- RAW RECORDS:

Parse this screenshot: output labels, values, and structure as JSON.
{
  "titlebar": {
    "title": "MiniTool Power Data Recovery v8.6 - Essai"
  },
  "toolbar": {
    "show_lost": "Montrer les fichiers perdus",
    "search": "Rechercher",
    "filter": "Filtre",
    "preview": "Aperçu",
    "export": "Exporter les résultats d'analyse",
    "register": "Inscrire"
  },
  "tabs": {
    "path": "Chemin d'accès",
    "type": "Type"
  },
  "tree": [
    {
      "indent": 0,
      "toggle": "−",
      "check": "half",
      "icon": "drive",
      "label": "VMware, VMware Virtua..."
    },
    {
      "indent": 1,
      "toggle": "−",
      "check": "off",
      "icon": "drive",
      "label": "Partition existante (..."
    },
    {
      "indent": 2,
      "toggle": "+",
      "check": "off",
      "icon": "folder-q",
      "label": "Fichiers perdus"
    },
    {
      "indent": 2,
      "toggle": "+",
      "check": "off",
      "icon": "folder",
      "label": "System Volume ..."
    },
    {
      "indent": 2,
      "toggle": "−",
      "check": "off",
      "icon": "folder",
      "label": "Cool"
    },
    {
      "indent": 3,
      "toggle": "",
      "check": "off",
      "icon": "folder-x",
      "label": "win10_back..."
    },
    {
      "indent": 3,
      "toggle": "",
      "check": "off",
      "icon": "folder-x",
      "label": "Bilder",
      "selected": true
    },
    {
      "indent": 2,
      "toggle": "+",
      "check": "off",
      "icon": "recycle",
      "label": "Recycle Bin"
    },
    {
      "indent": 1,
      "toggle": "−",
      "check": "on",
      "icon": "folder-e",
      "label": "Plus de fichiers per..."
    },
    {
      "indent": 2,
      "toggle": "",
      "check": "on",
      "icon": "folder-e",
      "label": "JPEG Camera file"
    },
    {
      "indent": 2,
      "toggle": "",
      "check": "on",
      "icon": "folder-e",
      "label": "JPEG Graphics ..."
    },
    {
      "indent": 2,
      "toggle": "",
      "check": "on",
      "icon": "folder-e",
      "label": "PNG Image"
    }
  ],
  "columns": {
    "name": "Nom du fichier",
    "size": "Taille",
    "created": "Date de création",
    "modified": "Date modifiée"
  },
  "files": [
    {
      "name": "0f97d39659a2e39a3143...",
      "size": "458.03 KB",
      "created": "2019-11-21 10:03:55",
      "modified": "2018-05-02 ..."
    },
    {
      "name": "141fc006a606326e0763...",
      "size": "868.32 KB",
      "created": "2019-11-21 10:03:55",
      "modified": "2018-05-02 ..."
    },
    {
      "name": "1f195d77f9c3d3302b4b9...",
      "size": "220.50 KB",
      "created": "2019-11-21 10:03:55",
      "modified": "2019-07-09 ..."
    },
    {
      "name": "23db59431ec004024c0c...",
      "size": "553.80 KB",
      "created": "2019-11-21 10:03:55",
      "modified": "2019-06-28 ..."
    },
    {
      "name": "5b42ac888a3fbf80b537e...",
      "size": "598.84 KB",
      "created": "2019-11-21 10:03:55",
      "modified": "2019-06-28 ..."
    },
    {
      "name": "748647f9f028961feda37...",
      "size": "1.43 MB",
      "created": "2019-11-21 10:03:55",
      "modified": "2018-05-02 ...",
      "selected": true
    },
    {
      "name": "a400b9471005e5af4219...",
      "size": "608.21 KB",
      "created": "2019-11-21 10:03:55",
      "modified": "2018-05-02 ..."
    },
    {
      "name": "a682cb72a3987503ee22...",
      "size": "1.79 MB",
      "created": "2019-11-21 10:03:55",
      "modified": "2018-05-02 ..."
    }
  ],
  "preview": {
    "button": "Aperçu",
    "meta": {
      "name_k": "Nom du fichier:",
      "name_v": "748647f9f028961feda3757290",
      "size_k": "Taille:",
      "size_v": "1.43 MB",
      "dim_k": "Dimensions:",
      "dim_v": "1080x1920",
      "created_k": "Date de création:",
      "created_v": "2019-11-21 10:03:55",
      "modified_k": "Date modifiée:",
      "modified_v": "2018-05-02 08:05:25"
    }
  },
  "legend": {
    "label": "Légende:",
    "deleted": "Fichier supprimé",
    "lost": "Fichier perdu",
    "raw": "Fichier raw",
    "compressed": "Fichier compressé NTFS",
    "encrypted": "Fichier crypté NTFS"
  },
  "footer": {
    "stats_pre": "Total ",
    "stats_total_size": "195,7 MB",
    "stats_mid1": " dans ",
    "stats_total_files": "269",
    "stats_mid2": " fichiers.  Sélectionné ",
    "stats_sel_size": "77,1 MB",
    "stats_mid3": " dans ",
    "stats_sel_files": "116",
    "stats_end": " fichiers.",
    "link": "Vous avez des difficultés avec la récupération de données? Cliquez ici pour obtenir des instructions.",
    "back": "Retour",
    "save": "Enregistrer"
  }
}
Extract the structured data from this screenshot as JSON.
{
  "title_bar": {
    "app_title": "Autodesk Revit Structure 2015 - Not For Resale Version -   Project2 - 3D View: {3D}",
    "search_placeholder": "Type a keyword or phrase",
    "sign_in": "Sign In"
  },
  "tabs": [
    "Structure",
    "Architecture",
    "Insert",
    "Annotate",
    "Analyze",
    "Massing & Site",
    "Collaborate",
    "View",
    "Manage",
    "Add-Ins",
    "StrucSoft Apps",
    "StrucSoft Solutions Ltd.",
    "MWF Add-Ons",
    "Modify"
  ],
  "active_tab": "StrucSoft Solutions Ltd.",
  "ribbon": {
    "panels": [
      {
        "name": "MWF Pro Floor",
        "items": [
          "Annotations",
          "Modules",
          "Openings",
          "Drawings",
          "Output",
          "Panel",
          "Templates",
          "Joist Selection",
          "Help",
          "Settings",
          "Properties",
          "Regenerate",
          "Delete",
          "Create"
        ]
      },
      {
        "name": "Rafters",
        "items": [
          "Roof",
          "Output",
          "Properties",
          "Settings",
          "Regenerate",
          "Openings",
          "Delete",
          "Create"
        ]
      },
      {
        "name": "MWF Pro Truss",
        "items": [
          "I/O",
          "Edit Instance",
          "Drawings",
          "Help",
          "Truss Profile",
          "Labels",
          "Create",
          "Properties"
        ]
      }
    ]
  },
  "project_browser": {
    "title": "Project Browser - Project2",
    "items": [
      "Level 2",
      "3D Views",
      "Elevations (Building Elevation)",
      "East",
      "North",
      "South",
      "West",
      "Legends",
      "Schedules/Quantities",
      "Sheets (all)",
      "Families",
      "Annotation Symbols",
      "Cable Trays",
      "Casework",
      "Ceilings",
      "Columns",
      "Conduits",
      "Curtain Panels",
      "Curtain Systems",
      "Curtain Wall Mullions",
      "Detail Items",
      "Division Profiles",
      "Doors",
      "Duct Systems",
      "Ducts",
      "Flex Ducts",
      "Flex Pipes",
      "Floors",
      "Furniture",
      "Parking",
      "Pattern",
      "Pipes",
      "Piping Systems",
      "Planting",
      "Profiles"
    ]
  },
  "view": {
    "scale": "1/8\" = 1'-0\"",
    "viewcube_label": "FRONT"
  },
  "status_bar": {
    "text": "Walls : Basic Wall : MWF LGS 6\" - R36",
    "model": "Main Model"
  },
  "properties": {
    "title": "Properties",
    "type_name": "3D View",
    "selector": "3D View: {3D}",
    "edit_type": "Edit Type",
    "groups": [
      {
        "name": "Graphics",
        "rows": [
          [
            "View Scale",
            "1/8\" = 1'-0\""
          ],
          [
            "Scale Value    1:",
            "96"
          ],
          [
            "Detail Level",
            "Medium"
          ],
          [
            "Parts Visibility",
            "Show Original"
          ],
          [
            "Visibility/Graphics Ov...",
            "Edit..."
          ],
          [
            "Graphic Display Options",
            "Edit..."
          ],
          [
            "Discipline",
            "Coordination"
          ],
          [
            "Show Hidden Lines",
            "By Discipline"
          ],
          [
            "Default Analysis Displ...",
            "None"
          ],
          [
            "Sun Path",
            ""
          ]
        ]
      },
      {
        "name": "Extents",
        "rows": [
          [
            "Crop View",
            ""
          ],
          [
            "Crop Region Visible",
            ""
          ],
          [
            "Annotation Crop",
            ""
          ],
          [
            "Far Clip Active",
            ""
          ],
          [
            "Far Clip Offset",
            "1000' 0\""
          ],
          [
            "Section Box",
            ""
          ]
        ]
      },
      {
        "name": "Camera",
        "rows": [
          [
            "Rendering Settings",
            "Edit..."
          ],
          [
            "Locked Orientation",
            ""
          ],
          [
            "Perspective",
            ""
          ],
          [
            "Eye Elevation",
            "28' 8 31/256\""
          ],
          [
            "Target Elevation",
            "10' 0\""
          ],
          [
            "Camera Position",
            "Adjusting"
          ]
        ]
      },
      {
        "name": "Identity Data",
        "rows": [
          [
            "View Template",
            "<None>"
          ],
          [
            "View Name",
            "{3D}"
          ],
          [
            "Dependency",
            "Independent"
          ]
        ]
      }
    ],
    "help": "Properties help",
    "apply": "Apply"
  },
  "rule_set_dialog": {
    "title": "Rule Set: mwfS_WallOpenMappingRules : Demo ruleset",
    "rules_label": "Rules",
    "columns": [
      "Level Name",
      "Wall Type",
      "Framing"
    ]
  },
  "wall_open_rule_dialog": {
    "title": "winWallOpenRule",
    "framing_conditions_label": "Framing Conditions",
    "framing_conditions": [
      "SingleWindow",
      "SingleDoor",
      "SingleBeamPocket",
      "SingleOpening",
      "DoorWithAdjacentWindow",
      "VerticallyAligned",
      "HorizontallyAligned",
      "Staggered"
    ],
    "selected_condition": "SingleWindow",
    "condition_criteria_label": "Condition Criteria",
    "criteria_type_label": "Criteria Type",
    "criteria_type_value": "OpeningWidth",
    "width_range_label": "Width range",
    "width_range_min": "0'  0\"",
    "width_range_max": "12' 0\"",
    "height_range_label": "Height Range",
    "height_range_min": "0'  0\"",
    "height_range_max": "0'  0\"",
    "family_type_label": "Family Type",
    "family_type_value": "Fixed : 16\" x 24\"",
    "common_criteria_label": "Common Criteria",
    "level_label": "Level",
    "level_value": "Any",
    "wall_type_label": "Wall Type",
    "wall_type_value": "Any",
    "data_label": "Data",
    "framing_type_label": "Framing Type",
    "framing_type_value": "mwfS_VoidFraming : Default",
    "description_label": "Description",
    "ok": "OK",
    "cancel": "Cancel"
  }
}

- WHAT YOU ARE ASKED TO DO: Where a line of the records above holds the word "JPEG", copy that line.

- OUTPUT:
      "label": "JPEG Camera file"
      "label": "JPEG Graphics ..."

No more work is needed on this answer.